───── Document excerpt ─────
Plastic sheet having creasing lines

Abstract

A plastic sheet having a plurality of creasing lines. Each creasing line is formed of a groove having a bottom surface and a pair of opposed side surfaces each slanting at a certain angle. A plurality of substantially semi-cylindrical ribs are formed on the bottom surface at substantially equal intervals along the longitudinal direction such that the ribs connect the opposed side surfaces. The area of a portion of the bottom surface not occupied by the ribs accounts for about 90% to about 95% the entire area of the bottom surface as measured when the ribs are not present.

Description

BACKGROUND OF THE INVENTION

1. Field of the invention

The present invention relates to a plastic sheet which has creasing lines and is formed into a packaging container or the like.

2. Description of the Related Art

When a packaging container or casing is formed through bending of a plastic sheet, a groove-like creasing line is press-formed at each portion of the plastic sheet at which the plastic sheet is to be bent. Subsequently, the plastic sheet is bent along the creasing lines in order to complete the packaging container or casing. U.S. Pat. No. 5,302,435 discloses such a technique. Conventional plastic sheets have employed creasing lines of various shapes and structures. The structure of such a creasing line greatly affects the performance of a completed plastic container or casing.
─────
_Exercise details_: Reproduce the patent excerpt on plastic sheet creasing lines word for word, from "A plastic sheet having" up to and including "are not present.". The data that comes after the patent excerpt has no connection to it.
───── Data excerpts ─────
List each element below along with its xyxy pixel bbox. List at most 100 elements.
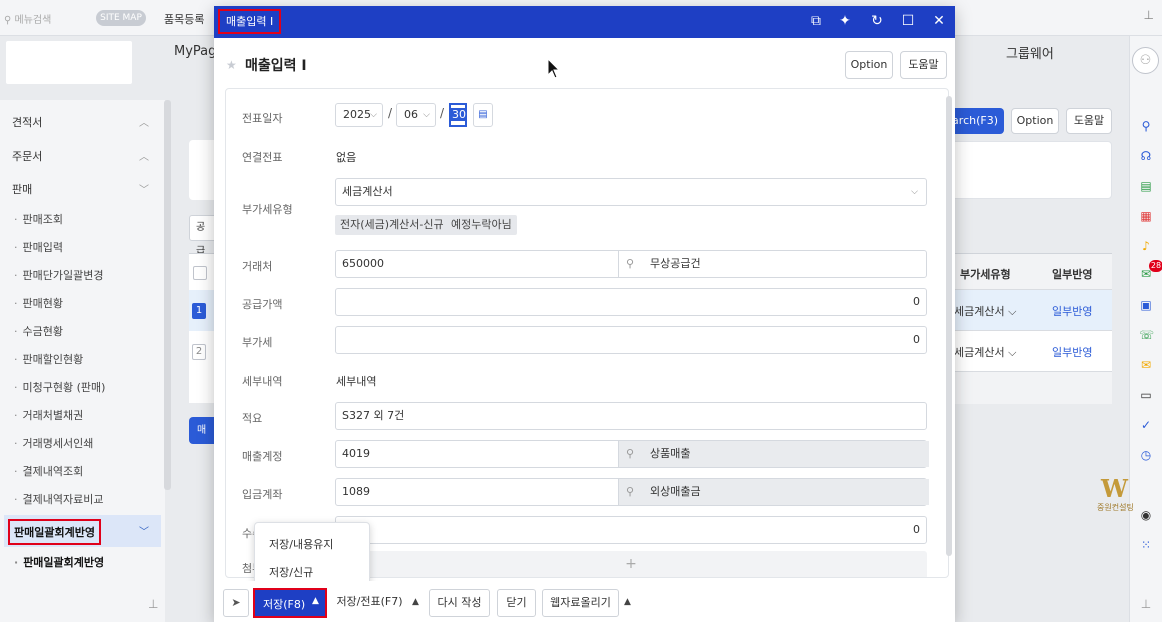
─────
───── Data excerpts ─────
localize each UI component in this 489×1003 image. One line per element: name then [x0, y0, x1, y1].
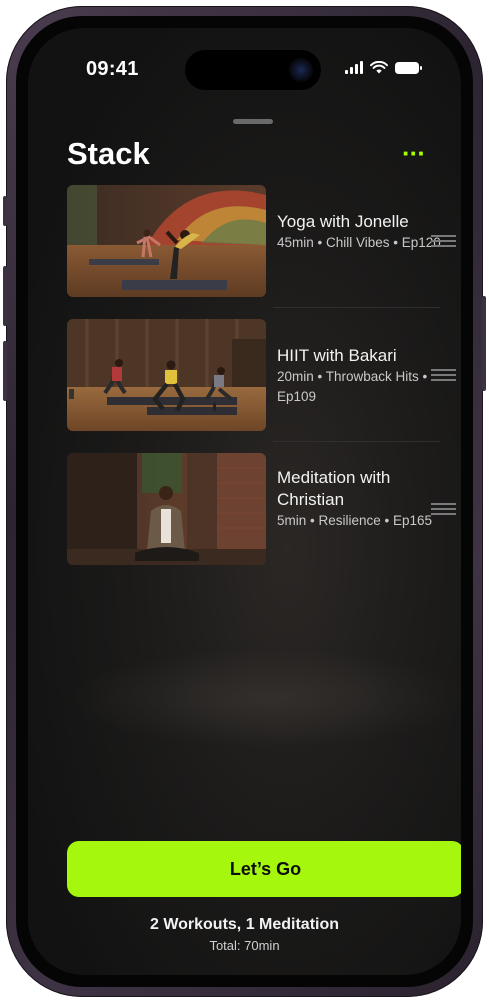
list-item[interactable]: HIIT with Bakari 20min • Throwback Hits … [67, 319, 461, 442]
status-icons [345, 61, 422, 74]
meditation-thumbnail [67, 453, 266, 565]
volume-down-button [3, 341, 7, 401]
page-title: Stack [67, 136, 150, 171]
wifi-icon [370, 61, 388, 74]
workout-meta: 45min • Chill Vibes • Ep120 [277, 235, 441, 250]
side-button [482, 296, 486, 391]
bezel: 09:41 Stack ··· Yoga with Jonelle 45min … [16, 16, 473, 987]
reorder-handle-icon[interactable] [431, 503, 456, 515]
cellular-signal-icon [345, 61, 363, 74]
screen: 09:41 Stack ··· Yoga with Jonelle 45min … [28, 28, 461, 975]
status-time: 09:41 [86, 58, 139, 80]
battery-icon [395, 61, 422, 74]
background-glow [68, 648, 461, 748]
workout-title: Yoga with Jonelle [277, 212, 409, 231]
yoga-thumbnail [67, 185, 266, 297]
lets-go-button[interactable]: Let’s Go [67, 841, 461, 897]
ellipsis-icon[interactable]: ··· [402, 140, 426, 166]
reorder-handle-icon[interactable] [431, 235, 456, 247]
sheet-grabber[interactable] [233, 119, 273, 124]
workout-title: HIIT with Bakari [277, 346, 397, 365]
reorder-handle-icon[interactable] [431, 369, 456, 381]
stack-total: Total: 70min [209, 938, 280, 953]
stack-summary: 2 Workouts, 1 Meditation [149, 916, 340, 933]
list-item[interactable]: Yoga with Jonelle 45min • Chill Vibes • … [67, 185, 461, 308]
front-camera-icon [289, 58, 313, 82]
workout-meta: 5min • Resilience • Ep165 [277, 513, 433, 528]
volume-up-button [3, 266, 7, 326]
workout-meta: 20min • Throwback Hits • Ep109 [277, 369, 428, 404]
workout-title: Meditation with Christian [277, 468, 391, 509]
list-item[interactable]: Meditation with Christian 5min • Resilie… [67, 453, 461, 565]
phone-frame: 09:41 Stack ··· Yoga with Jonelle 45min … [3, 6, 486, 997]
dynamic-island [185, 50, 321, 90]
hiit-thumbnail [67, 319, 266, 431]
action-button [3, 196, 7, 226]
─────
───── Data excerpts ─────
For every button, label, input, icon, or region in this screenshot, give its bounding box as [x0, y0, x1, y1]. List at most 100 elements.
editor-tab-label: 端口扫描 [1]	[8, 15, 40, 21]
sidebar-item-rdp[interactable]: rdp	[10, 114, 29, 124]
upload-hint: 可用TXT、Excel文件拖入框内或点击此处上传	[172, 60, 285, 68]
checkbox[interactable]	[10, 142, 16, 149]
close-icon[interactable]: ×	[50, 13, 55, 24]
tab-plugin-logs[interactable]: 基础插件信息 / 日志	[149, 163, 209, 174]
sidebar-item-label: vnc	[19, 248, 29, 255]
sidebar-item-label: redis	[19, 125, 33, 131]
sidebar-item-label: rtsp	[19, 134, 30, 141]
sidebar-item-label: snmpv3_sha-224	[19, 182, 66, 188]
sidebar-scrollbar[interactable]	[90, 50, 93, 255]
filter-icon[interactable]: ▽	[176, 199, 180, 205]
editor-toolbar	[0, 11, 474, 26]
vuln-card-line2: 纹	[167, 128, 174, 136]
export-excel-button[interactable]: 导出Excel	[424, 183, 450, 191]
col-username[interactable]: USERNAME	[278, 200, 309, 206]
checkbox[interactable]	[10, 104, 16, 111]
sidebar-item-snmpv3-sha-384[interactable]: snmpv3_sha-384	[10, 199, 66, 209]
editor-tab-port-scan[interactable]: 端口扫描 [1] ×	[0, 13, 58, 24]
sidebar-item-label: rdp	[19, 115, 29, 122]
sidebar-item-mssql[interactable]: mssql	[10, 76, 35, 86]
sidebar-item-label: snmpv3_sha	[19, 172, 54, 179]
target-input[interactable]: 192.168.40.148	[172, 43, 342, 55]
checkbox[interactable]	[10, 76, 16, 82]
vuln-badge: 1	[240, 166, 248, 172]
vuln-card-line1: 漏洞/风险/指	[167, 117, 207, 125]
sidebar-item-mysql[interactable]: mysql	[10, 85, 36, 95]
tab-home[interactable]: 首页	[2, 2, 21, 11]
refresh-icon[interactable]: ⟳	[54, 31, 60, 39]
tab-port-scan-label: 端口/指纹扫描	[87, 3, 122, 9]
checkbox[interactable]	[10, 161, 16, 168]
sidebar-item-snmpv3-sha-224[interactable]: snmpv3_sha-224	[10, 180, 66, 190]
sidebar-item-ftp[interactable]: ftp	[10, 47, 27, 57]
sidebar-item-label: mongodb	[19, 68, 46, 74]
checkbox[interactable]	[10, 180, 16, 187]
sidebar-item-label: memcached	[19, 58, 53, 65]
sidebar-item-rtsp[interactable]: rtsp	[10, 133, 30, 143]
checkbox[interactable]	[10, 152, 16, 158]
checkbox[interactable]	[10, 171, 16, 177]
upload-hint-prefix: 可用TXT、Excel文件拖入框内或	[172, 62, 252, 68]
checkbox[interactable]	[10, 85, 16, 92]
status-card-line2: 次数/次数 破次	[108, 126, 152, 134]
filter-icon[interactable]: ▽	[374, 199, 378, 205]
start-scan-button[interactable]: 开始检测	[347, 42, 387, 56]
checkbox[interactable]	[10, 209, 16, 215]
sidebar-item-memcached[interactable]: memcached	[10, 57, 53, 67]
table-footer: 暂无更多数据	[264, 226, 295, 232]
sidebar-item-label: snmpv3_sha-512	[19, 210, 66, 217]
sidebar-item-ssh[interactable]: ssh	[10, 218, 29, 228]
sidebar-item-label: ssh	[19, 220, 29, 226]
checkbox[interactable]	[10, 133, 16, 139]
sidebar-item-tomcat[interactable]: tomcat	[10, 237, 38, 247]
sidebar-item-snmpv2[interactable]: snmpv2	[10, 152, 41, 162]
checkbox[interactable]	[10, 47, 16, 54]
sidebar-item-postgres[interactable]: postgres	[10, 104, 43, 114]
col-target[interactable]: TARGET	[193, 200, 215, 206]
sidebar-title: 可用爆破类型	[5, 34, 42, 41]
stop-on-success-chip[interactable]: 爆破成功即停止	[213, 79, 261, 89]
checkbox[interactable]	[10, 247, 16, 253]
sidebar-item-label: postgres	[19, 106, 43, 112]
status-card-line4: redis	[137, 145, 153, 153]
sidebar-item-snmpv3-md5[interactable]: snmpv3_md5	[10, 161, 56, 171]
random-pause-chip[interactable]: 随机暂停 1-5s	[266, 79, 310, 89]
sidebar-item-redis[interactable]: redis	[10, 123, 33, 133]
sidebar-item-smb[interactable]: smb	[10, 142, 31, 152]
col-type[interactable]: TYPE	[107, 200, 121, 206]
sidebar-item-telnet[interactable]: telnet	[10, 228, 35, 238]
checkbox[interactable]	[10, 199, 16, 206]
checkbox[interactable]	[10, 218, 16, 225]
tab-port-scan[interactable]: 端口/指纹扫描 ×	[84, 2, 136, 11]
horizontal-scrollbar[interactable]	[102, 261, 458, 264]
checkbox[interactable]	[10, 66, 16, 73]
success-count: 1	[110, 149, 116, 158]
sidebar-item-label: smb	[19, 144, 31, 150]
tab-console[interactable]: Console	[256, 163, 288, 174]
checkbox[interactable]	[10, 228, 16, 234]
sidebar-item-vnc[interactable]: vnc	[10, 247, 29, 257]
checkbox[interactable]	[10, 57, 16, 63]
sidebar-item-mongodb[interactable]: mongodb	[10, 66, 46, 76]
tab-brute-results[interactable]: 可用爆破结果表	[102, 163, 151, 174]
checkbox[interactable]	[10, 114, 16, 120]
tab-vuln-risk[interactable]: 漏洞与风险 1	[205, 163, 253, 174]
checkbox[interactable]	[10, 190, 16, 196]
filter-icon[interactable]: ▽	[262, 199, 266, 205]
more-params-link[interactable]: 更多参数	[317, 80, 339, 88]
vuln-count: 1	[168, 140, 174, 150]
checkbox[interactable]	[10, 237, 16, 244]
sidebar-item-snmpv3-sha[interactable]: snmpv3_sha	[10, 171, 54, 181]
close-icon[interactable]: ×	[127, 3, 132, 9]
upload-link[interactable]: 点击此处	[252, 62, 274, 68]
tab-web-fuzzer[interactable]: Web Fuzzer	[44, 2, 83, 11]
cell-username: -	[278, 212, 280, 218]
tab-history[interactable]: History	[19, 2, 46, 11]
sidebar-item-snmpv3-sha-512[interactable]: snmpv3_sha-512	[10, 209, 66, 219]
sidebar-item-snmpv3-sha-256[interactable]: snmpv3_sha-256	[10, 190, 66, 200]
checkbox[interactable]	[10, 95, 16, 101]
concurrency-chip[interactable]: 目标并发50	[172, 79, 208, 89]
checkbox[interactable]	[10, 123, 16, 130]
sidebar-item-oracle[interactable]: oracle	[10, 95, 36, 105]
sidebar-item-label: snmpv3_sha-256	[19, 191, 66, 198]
─────
_Response to this exercise_:
A plastic sheet having a plurality of creasing lines. Each creasing line is formed of a groove having a bottom surface and a pair of opposed side surfaces each slanting at a certain angle. A plurality of substantially semi-cylindrical ribs are formed on the bottom surface at substantially equal intervals along the longitudinal direction such that the ribs connect the opposed side surfaces. The area of a portion of the bottom surface not occupied by the ribs accounts for about 90% to about 95% the entire area of the bottom surface as measured when the ribs are not present.